→ WHAT THE TASK REQUIRES: Find and return each line containing "years".
────────
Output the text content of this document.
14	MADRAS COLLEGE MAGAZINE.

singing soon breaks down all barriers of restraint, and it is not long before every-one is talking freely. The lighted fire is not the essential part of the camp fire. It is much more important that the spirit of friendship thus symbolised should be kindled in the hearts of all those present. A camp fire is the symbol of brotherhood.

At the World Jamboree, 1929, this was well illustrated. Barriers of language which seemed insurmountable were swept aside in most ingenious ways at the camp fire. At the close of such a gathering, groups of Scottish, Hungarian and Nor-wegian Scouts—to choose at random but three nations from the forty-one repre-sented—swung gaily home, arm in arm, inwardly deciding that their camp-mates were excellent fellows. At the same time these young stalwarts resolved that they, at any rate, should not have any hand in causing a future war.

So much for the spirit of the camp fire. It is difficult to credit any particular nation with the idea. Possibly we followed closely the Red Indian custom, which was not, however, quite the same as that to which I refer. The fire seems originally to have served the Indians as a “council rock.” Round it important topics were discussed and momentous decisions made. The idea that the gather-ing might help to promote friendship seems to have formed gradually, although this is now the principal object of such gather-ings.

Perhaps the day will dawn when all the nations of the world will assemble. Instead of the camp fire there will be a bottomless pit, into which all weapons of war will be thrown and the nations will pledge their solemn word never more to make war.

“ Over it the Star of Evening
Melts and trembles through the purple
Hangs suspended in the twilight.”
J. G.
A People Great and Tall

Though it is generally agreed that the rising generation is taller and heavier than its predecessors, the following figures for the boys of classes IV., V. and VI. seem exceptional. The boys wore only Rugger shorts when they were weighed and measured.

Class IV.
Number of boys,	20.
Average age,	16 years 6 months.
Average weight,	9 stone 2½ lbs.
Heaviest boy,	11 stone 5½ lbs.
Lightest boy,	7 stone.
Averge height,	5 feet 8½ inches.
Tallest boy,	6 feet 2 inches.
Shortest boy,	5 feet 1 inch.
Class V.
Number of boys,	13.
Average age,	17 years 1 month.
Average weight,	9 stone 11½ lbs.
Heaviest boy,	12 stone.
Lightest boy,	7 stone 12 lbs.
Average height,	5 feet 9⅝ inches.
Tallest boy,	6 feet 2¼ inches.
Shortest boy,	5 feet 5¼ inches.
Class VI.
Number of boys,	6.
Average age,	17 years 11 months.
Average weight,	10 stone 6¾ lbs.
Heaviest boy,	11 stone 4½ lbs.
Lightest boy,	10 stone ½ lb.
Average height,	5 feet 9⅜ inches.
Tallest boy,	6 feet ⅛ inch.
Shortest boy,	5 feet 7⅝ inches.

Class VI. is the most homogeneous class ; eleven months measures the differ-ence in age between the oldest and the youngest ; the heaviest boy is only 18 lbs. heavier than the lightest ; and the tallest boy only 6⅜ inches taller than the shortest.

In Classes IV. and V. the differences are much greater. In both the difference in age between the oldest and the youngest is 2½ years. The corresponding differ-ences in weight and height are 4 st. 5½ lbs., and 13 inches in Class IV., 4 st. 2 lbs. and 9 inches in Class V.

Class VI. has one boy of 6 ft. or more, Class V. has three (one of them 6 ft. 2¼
────────
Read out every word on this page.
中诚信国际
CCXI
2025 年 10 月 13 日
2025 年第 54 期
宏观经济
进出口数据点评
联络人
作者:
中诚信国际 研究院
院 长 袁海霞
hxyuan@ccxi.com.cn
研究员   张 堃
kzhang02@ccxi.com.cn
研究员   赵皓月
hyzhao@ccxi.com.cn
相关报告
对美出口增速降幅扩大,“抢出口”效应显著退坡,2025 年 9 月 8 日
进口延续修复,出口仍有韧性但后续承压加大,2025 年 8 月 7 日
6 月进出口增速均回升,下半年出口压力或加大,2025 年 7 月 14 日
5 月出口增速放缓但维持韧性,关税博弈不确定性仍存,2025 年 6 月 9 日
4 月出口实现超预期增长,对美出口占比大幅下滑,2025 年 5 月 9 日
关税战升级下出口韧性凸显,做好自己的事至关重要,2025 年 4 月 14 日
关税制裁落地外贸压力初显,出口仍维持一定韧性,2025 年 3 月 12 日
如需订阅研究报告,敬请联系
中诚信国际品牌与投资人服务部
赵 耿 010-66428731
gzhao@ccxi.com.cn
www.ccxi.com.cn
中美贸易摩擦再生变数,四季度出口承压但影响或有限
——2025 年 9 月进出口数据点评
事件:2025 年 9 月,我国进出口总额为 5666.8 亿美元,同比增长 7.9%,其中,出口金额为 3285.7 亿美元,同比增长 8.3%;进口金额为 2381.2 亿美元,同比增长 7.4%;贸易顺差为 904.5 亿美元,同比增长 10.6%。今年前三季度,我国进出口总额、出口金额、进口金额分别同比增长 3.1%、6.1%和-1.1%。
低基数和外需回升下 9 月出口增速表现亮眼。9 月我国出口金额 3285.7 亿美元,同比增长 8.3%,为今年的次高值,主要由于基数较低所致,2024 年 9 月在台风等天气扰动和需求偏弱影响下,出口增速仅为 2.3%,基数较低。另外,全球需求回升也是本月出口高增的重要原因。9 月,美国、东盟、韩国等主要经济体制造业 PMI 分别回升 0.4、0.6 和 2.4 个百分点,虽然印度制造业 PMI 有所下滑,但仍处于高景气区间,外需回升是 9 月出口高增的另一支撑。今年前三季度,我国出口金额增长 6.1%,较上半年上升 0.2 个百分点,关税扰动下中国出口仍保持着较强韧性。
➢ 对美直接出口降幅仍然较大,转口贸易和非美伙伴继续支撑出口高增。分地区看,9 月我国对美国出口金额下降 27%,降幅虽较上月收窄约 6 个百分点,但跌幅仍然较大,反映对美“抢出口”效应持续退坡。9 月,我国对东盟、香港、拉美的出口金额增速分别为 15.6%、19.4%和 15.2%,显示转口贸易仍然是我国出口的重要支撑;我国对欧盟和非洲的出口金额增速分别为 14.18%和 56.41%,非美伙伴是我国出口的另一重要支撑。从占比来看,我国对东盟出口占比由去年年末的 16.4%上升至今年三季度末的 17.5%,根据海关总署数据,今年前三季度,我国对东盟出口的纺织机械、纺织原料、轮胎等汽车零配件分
────────
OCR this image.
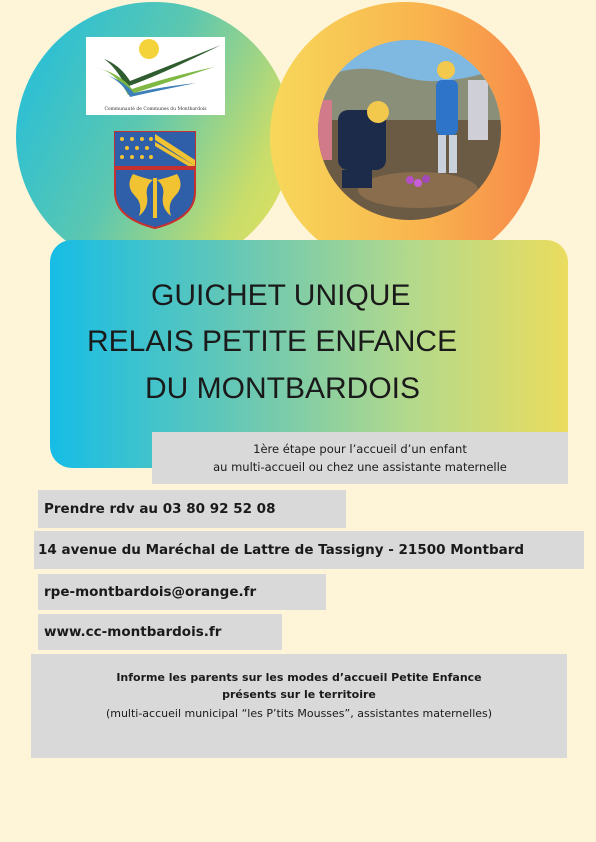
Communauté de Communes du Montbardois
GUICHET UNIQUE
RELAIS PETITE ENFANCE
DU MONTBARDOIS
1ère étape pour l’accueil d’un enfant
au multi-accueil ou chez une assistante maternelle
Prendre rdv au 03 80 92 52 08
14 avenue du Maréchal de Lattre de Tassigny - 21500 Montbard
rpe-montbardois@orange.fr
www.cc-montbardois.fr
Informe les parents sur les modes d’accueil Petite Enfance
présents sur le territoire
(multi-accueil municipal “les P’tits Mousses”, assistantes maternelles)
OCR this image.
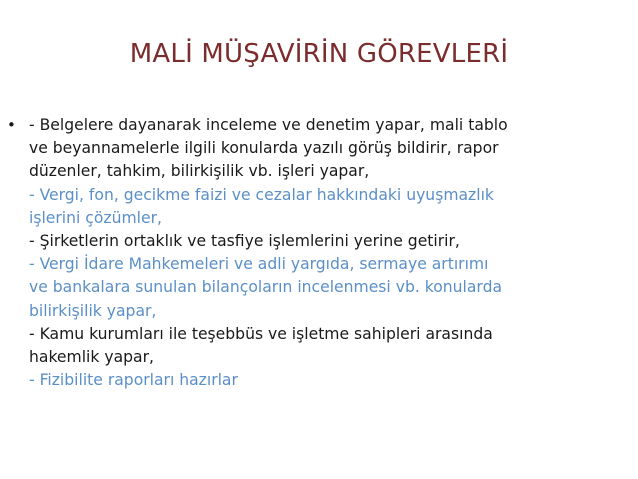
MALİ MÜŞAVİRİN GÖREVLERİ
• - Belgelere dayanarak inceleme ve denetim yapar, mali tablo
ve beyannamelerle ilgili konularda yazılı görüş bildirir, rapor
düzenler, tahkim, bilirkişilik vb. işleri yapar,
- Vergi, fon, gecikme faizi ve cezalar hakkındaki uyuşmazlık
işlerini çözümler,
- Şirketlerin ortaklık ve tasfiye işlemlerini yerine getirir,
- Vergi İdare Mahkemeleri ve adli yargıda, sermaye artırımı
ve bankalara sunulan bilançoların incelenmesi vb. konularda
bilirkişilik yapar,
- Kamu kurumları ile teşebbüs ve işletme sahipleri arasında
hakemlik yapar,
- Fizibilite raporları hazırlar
────────
→ REPLY TO THE TASK:
Average age,	16 years 6 months.
Average age,	17 years 1 month.
Average age,	17 years 11 months.
In Classes IV. and V. the differences are much greater. In both the difference in age between the oldest and the youngest is 2½ years. The corresponding differ-ences in weight and height are 4 st. 5½ lbs., and 13 inches in Class IV., 4 st. 2 lbs. and 9 inches in Class V.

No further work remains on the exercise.